*Exercise task:* Each record is to be printed again precisely as it reads.

*Data shown:*
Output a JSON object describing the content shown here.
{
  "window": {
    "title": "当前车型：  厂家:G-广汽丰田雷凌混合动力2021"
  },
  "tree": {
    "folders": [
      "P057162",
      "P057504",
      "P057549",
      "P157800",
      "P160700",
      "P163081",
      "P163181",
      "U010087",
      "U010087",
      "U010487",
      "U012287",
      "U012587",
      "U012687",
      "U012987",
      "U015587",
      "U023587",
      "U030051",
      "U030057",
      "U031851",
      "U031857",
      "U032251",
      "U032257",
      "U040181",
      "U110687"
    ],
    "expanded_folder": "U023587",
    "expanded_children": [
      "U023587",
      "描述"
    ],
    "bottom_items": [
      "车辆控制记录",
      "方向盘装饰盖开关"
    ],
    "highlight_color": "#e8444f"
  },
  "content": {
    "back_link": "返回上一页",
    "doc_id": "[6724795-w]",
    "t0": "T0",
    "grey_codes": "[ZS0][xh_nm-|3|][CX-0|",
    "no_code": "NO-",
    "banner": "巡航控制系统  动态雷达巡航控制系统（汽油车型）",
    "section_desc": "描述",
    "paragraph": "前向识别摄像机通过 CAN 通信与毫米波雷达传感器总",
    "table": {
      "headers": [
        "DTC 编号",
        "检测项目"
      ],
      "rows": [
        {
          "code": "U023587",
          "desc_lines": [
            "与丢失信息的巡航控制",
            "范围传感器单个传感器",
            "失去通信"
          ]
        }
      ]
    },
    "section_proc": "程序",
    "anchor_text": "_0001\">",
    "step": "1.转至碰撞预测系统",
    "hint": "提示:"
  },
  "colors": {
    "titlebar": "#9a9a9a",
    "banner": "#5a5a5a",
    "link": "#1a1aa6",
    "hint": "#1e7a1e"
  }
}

*Reply to the exercise:*
Output a JSON object describing the content shown here.
{
  "window": {
    "title": "当前车型：  厂家:G-广汽丰田雷凌混合动力2021"
  },
  "tree": {
    "folders": [
      "P057162",
      "P057504",
      "P057549",
      "P157800",
      "P160700",
      "P163081",
      "P163181",
      "U010087",
      "U010087",
      "U010487",
      "U012287",
      "U012587",
      "U012687",
      "U012987",
      "U015587",
      "U023587",
      "U030051",
      "U030057",
      "U031851",
      "U031857",
      "U032251",
      "U032257",
      "U040181",
      "U110687"
    ],
    "expanded_folder": "U023587",
    "expanded_children": [
      "U023587",
      "描述"
    ],
    "bottom_items": [
      "车辆控制记录",
      "方向盘装饰盖开关"
    ],
    "highlight_color": "#e8444f"
  },
  "content": {
    "back_link": "返回上一页",
    "doc_id": "[6724795-w]",
    "t0": "T0",
    "grey_codes": "[ZS0][xh_nm-|3|][CX-0|",
    "no_code": "NO-",
    "banner": "巡航控制系统  动态雷达巡航控制系统（汽油车型）",
    "section_desc": "描述",
    "paragraph": "前向识别摄像机通过 CAN 通信与毫米波雷达传感器总",
    "table": {
      "headers": [
        "DTC 编号",
        "检测项目"
      ],
      "rows": [
        {
          "code": "U023587",
          "desc_lines": [
            "与丢失信息的巡航控制",
            "范围传感器单个传感器",
            "失去通信"
          ]
        }
      ]
    },
    "section_proc": "程序",
    "anchor_text": "_0001\">",
    "step": "1.转至碰撞预测系统",
    "hint": "提示:"
  },
  "colors": {
    "titlebar": "#9a9a9a",
    "banner": "#5a5a5a",
    "link": "#1a1aa6",
    "hint": "#1e7a1e"
  }
}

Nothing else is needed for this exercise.